[begin Material provided]
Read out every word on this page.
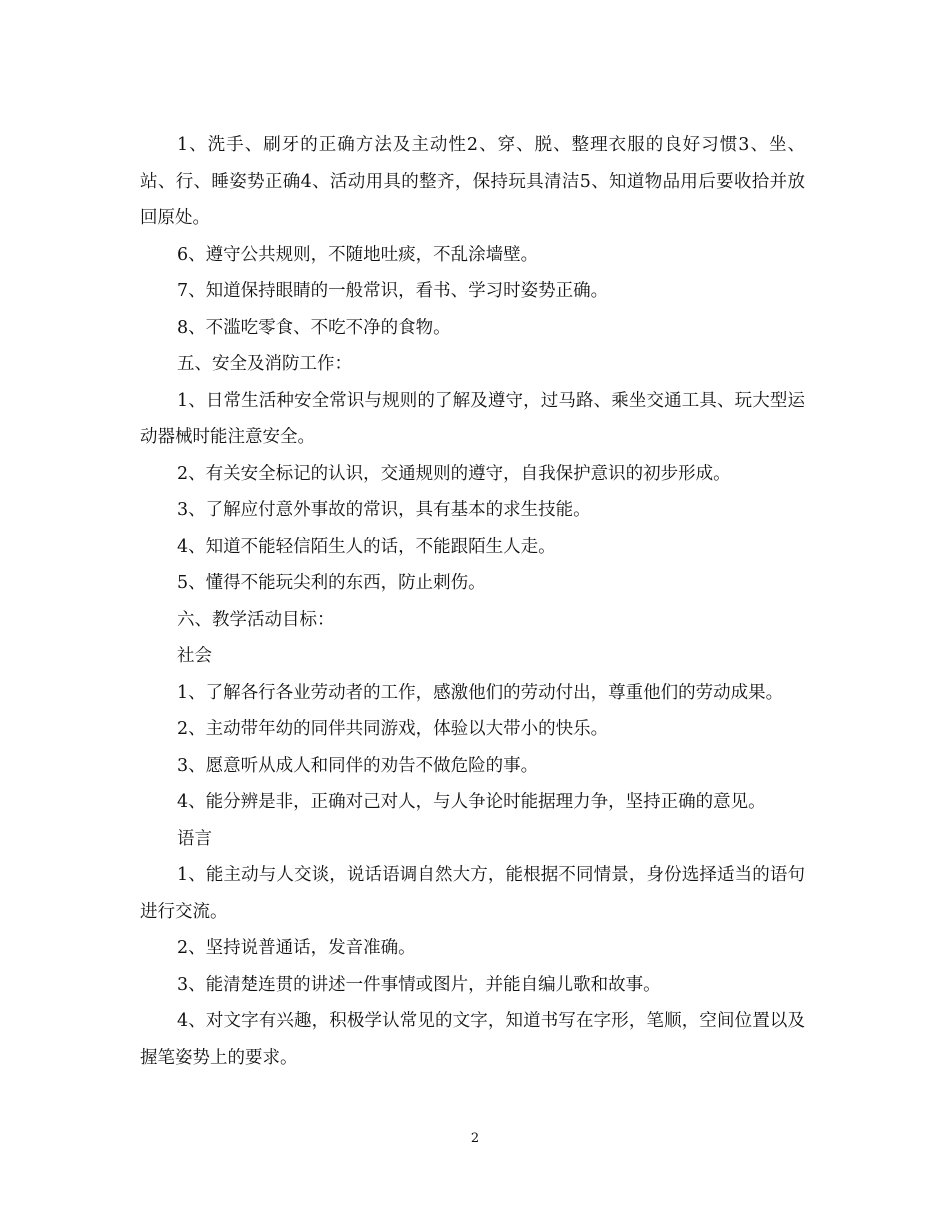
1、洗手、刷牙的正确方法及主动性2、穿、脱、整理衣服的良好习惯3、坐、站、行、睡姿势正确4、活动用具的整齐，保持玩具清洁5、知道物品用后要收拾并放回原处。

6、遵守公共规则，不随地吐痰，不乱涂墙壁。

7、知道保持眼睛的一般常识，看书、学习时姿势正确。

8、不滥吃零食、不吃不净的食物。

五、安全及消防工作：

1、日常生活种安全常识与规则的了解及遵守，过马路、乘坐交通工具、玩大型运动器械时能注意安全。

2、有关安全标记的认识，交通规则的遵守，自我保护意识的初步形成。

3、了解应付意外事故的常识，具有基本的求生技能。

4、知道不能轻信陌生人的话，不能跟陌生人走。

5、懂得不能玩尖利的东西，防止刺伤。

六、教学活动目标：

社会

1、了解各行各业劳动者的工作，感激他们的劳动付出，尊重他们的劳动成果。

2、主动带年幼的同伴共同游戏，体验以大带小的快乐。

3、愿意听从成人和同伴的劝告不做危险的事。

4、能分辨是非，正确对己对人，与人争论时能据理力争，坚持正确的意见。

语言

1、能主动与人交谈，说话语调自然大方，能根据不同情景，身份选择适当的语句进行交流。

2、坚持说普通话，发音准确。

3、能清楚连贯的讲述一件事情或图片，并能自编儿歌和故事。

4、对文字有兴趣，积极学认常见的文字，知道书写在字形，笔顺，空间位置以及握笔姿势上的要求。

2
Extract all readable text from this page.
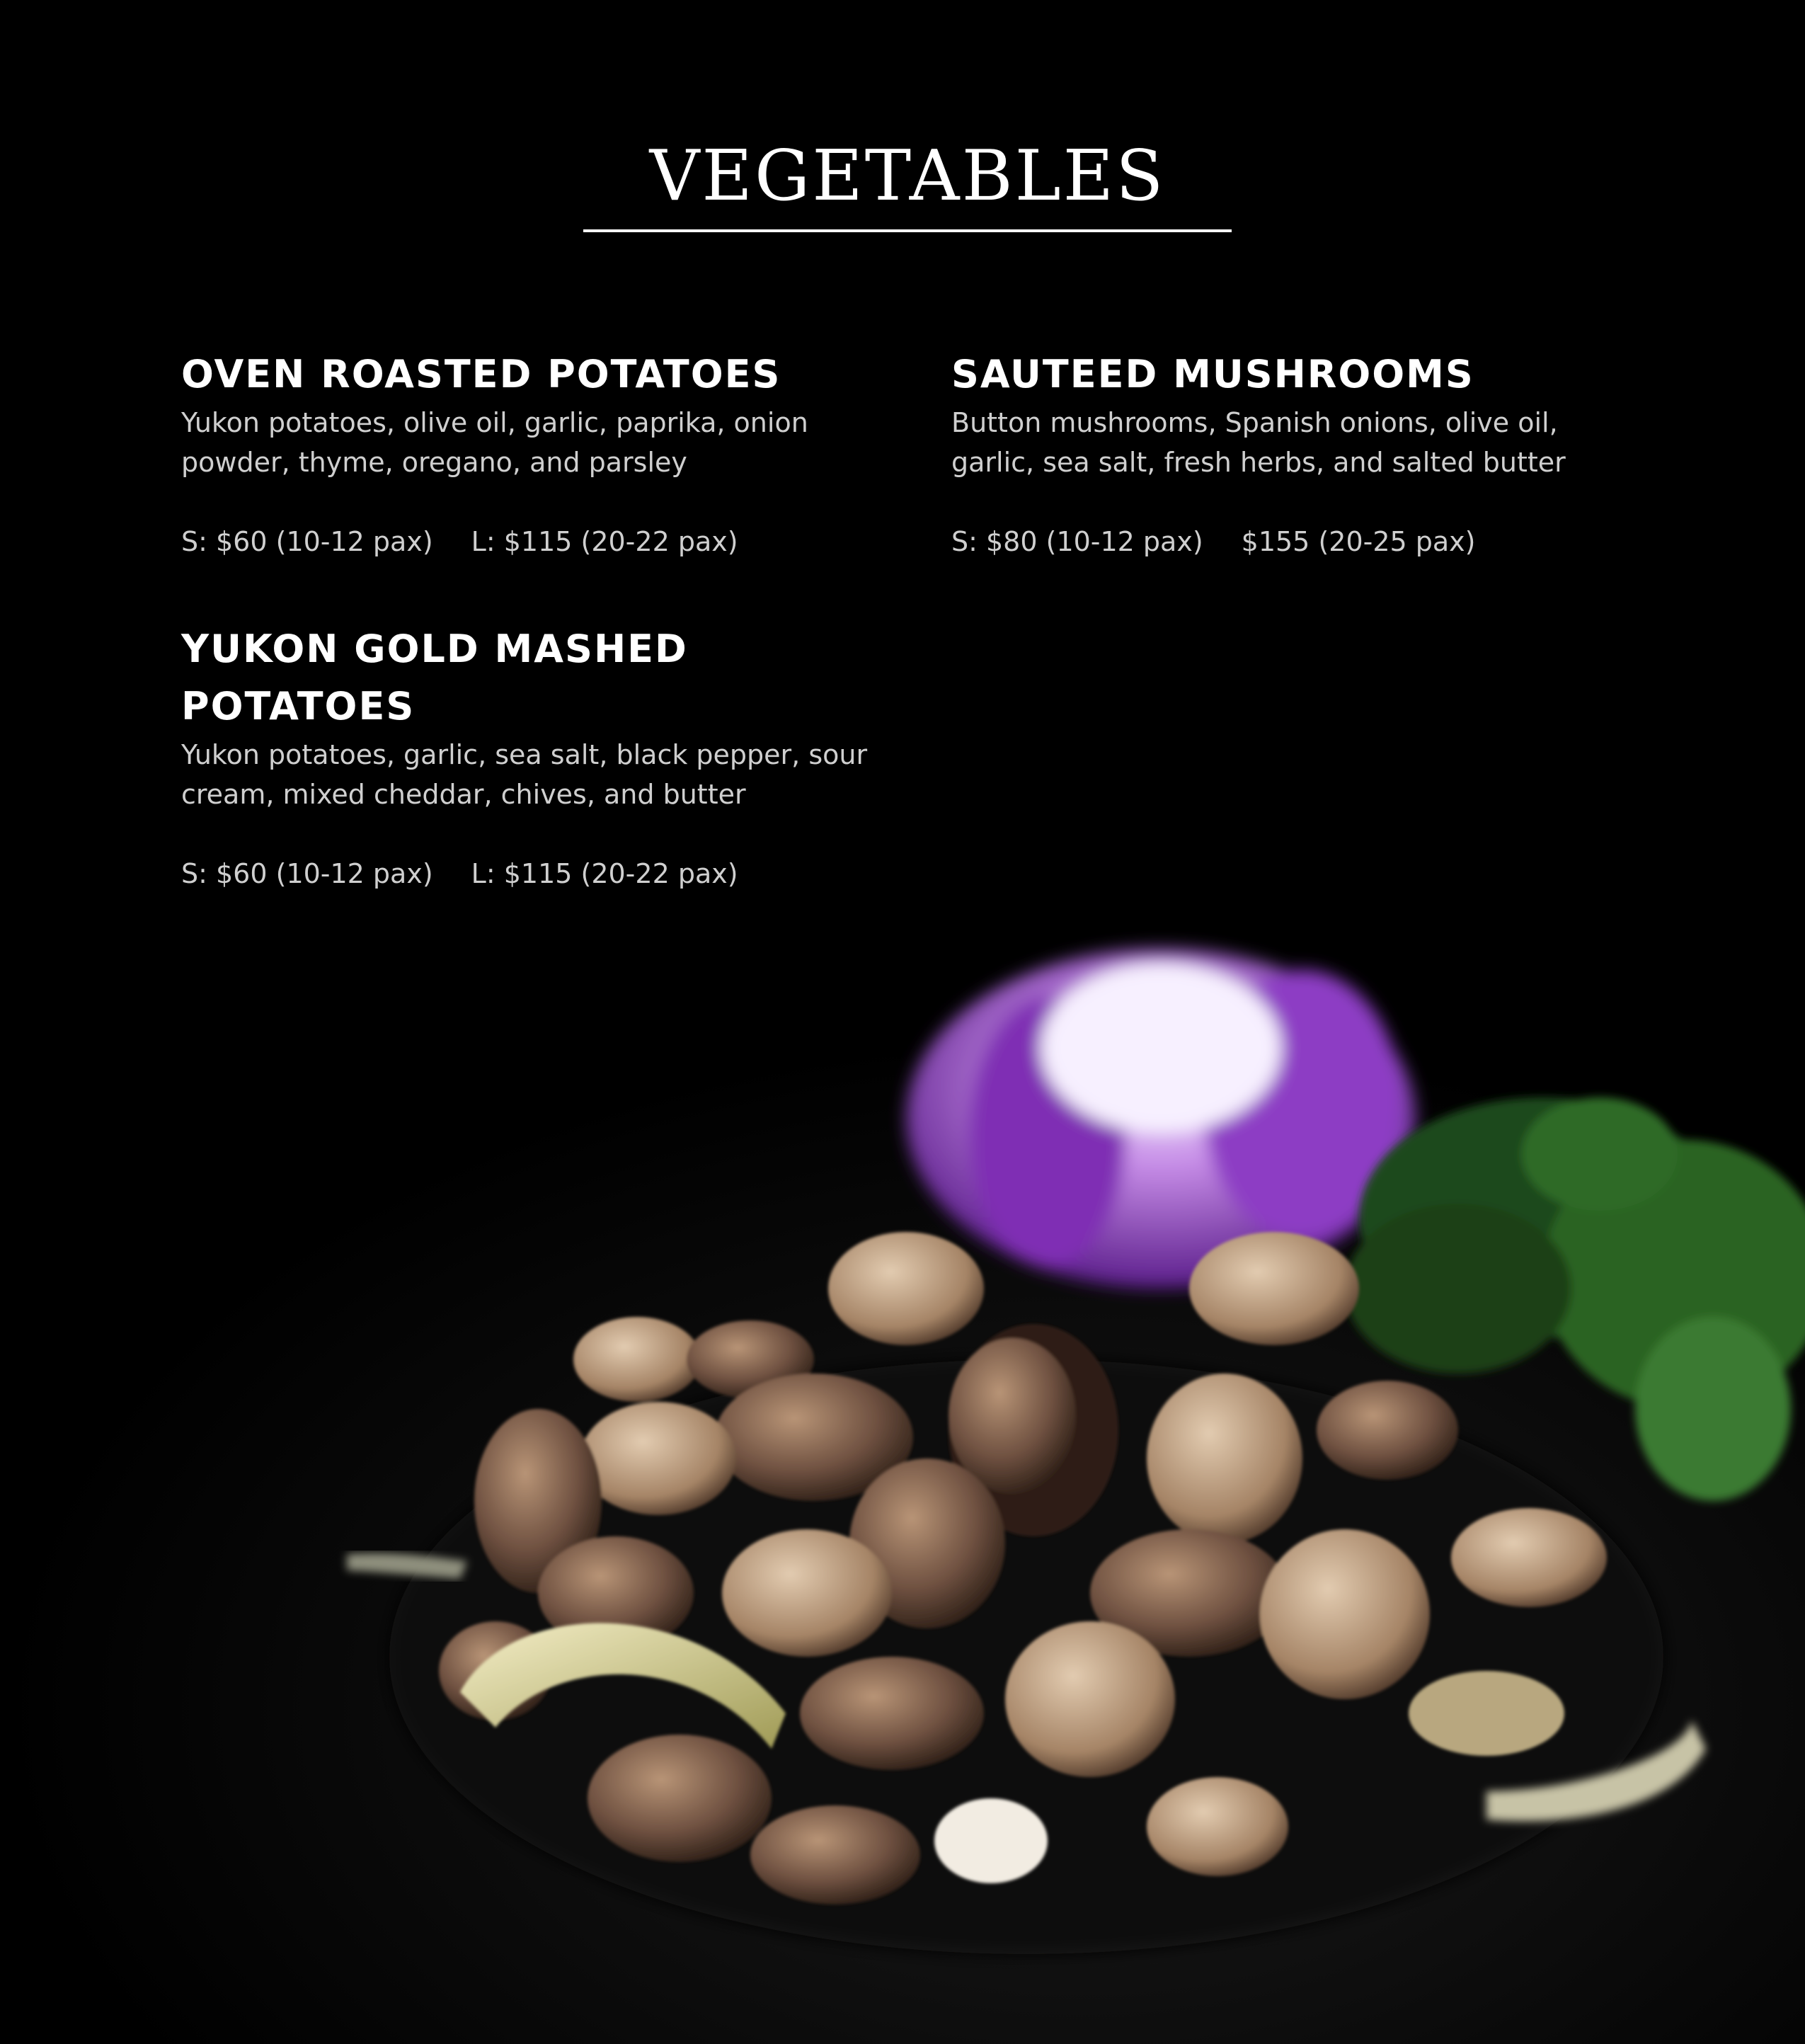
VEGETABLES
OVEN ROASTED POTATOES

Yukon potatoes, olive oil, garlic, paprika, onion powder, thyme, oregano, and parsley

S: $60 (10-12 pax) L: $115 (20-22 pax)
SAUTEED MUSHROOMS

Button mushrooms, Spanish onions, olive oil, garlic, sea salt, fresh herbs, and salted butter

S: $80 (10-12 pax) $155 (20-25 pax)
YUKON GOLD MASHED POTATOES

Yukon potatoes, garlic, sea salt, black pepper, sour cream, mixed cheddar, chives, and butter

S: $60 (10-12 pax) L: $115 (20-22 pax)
[end Material provided]
= Your task =
All lines from the one containing "Extract all readable text from this page." through the end of the entries, both ends included, should be written out exactly, with no pictures.

= Solution to this problem =
Extract all readable text from this page.
VEGETABLES
OVEN ROASTED POTATOES

Yukon potatoes, olive oil, garlic, paprika, onion powder, thyme, oregano, and parsley

S: $60 (10-12 pax) L: $115 (20-22 pax)
SAUTEED MUSHROOMS

Button mushrooms, Spanish onions, olive oil, garlic, sea salt, fresh herbs, and salted butter

S: $80 (10-12 pax) $155 (20-25 pax)
YUKON GOLD MASHED POTATOES

Yukon potatoes, garlic, sea salt, black pepper, sour cream, mixed cheddar, chives, and butter

S: $60 (10-12 pax) L: $115 (20-22 pax)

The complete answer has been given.